Your task is to output the data exactly as it stands.
◆ ◆ ◆ ◆ ◆ ◆ ◆
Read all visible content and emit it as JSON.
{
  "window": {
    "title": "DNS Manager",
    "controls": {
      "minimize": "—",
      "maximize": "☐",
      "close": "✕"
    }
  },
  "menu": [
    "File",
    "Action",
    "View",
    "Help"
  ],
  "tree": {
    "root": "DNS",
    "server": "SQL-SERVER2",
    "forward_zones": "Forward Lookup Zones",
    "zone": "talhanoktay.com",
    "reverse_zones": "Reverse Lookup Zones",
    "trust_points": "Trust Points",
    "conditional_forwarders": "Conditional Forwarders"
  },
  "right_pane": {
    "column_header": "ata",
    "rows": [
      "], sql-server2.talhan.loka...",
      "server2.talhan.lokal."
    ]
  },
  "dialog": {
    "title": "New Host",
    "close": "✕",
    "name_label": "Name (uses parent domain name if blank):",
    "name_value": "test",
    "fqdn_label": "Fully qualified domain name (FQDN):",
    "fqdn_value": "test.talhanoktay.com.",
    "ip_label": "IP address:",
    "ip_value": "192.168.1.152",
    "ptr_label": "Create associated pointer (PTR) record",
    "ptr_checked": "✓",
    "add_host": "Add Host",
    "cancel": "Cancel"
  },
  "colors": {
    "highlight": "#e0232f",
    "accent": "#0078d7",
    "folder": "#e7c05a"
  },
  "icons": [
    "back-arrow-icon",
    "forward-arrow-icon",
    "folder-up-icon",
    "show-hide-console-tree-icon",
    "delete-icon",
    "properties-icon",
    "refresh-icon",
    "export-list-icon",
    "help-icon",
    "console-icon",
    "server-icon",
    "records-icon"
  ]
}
◆ ◆ ◆ ◆ ◆ ◆ ◆
* Worked solution
Read all visible content and emit it as JSON.
{
  "window": {
    "title": "DNS Manager",
    "controls": {
      "minimize": "—",
      "maximize": "☐",
      "close": "✕"
    }
  },
  "menu": [
    "File",
    "Action",
    "View",
    "Help"
  ],
  "tree": {
    "root": "DNS",
    "server": "SQL-SERVER2",
    "forward_zones": "Forward Lookup Zones",
    "zone": "talhanoktay.com",
    "reverse_zones": "Reverse Lookup Zones",
    "trust_points": "Trust Points",
    "conditional_forwarders": "Conditional Forwarders"
  },
  "right_pane": {
    "column_header": "ata",
    "rows": [
      "], sql-server2.talhan.loka...",
      "server2.talhan.lokal."
    ]
  },
  "dialog": {
    "title": "New Host",
    "close": "✕",
    "name_label": "Name (uses parent domain name if blank):",
    "name_value": "test",
    "fqdn_label": "Fully qualified domain name (FQDN):",
    "fqdn_value": "test.talhanoktay.com.",
    "ip_label": "IP address:",
    "ip_value": "192.168.1.152",
    "ptr_label": "Create associated pointer (PTR) record",
    "ptr_checked": "✓",
    "add_host": "Add Host",
    "cancel": "Cancel"
  },
  "colors": {
    "highlight": "#e0232f",
    "accent": "#0078d7",
    "folder": "#e7c05a"
  },
  "icons": [
    "back-arrow-icon",
    "forward-arrow-icon",
    "folder-up-icon",
    "show-hide-console-tree-icon",
    "delete-icon",
    "properties-icon",
    "refresh-icon",
    "export-list-icon",
    "help-icon",
    "console-icon",
    "server-icon",
    "records-icon"
  ]
}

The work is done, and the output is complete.